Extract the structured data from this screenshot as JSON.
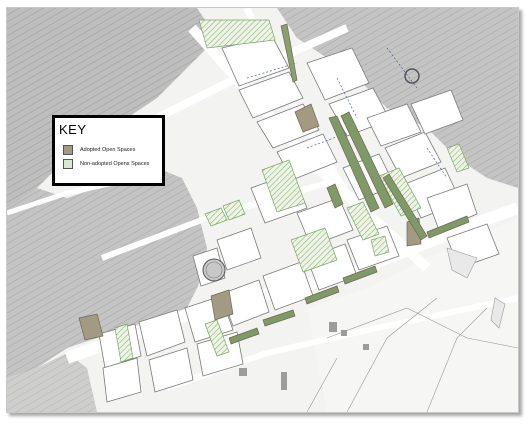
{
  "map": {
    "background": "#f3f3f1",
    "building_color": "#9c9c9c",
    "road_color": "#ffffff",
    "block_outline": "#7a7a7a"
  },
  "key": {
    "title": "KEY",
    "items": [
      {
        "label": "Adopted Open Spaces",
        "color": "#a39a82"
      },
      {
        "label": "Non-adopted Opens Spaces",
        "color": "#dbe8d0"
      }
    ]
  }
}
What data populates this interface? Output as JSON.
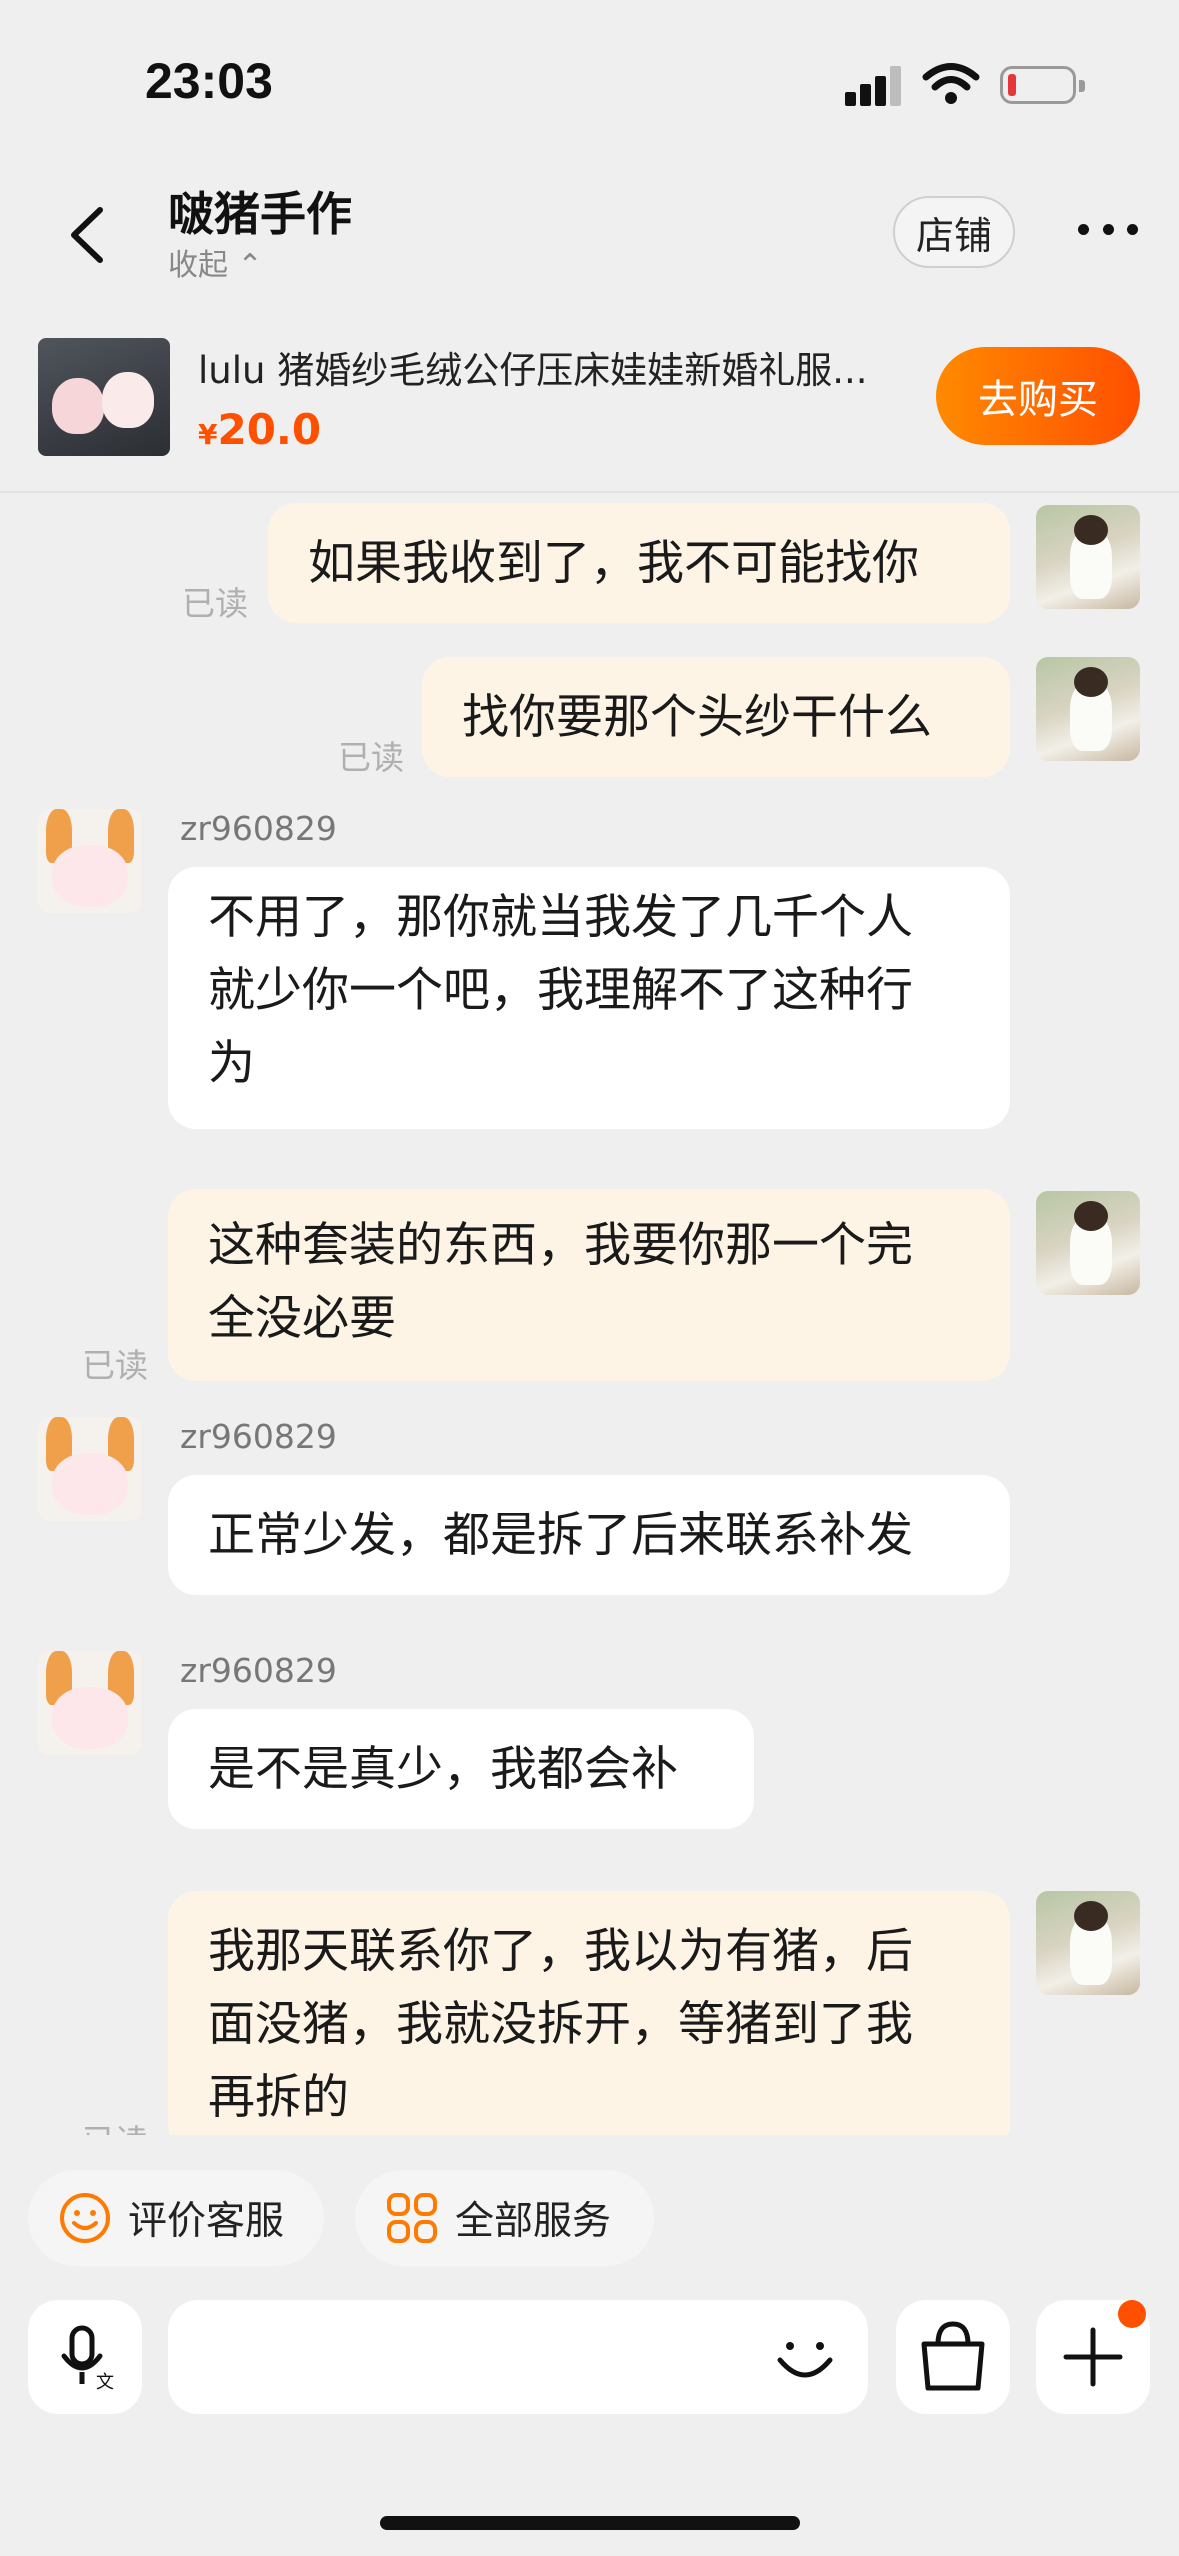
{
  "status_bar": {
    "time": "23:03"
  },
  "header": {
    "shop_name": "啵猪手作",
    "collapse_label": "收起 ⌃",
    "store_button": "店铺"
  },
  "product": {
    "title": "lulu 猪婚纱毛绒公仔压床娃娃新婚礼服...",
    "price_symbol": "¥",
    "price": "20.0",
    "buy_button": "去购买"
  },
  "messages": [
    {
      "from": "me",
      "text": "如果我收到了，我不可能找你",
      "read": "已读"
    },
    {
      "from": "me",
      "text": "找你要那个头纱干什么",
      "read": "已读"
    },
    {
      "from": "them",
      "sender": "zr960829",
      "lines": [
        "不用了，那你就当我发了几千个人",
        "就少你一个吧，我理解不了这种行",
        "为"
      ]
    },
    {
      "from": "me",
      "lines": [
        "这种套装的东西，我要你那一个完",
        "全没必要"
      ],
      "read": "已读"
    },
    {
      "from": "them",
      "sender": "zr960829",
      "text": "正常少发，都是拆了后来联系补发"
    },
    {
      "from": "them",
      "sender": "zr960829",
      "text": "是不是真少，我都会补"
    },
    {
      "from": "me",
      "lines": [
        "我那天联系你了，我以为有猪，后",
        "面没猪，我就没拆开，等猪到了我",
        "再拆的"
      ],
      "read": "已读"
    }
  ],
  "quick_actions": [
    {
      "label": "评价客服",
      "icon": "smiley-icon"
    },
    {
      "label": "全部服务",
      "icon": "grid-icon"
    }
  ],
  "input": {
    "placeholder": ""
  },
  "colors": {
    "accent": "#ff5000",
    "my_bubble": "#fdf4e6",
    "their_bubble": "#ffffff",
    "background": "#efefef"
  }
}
·····
Tally the lines of the material above that contain the word "text" and report the total alone.

## RESPONSE FOR THIS EXERCISE
4